[Records from a data collection]
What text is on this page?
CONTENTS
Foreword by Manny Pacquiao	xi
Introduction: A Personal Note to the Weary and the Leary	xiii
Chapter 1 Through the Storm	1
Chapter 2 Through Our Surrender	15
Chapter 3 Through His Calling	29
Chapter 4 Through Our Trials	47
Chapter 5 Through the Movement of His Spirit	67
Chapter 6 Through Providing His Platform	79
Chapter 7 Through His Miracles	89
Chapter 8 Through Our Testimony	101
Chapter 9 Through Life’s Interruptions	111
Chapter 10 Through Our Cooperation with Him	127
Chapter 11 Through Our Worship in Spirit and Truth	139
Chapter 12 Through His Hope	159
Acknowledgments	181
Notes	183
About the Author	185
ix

PROBLEM TO SOLVE
Of the lines above, copy each that contains "Spirit".

FINISHED EXERCISE
Chapter 5 Through the Movement of His Spirit	67
Chapter 11 Through Our Worship in Spirit and Truth	139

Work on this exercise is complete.